__ASSIGNMENT__
What lines in the records below contain the string "problems"? Copy every one.

####################

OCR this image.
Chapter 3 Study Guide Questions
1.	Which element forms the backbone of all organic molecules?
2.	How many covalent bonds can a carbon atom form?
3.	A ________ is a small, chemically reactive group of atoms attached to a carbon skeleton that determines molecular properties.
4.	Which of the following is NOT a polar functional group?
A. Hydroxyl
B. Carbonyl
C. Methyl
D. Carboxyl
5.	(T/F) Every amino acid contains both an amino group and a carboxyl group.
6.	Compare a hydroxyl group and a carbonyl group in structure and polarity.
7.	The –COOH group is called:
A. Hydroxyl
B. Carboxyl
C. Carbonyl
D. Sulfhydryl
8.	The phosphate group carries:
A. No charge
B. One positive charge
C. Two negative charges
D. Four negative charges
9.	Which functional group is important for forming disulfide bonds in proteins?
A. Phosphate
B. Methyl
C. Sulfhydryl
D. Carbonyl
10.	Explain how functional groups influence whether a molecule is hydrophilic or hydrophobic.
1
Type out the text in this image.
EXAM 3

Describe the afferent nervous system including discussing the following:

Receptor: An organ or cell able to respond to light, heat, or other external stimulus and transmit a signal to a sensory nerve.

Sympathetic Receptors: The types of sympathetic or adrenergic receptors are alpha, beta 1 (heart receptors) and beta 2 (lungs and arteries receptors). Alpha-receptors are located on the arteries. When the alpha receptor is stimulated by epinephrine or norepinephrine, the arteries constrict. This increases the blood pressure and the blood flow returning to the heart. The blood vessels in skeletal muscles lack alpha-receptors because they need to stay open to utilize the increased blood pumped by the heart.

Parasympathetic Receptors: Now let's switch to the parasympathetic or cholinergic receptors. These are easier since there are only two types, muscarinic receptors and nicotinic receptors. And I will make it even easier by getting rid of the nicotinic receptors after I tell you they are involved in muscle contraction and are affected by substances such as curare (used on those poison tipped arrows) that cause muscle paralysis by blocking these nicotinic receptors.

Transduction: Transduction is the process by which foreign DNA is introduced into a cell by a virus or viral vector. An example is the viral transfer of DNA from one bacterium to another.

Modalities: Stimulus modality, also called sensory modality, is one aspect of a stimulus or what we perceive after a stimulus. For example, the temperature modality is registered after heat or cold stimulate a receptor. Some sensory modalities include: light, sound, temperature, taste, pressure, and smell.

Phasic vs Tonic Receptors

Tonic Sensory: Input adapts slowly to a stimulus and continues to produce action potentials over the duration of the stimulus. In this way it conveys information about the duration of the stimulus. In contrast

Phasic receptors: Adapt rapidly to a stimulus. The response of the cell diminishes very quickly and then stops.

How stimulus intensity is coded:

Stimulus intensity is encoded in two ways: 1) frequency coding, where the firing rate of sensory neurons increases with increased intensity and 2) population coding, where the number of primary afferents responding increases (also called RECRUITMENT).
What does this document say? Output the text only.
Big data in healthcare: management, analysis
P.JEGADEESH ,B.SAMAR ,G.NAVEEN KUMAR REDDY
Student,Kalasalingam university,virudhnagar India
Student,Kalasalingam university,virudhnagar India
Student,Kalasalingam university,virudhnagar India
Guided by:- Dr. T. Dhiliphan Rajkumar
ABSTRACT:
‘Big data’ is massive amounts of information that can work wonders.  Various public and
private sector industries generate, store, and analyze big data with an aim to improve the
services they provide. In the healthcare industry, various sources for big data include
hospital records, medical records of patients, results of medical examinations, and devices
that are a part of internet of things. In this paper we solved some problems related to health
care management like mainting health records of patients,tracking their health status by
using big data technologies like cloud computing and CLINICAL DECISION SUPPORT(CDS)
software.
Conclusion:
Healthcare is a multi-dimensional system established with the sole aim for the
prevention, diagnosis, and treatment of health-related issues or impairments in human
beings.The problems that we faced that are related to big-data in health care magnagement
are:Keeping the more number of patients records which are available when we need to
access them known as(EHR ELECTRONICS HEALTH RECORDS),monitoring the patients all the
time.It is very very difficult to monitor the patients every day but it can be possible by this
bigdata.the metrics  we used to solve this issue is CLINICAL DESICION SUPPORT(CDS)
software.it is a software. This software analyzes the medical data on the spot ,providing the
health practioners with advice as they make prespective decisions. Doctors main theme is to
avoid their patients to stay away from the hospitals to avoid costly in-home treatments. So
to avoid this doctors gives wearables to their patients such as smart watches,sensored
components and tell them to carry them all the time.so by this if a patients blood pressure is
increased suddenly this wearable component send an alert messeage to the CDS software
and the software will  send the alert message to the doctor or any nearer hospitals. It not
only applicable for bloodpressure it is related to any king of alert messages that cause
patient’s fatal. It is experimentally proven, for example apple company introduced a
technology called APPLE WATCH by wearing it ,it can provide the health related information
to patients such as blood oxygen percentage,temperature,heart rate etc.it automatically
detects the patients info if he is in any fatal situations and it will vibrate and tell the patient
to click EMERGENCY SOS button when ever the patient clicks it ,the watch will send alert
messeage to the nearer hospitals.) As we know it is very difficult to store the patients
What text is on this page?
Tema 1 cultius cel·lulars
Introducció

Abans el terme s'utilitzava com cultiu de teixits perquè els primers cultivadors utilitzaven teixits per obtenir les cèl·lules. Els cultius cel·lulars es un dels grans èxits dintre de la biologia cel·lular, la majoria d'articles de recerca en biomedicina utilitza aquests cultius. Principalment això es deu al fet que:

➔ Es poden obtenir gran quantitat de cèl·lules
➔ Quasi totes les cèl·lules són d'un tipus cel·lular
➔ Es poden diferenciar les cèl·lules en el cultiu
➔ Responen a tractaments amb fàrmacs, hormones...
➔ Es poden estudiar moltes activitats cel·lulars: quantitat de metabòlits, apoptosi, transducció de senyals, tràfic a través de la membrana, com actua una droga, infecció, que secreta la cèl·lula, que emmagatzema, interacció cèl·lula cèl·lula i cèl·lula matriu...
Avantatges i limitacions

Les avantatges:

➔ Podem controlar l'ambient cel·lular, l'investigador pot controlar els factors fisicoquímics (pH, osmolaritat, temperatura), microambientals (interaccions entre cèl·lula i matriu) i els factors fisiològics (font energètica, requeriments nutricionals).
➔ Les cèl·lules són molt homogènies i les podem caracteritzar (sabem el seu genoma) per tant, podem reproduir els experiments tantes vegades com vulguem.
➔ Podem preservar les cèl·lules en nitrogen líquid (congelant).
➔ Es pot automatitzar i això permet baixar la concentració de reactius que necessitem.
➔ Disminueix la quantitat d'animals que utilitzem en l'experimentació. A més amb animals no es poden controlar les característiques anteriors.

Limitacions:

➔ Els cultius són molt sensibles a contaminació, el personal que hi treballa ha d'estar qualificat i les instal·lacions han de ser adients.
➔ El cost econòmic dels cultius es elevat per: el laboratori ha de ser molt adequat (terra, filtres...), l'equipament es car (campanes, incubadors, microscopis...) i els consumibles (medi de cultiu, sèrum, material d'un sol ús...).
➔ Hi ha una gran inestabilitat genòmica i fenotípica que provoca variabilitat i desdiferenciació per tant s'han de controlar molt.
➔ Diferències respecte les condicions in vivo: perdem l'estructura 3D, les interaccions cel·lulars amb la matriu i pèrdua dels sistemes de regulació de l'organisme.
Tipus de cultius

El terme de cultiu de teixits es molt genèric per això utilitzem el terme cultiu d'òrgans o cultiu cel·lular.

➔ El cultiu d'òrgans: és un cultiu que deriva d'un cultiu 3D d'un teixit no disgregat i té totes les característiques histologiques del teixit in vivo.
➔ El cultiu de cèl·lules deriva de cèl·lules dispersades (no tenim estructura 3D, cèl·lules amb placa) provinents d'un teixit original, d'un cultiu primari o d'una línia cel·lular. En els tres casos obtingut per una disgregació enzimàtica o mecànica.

####################

__TASK RESULT__
that are a part of internet of things. In this paper we solved some problems related to health
beings.The problems that we faced that are related to big-data in health care magnagement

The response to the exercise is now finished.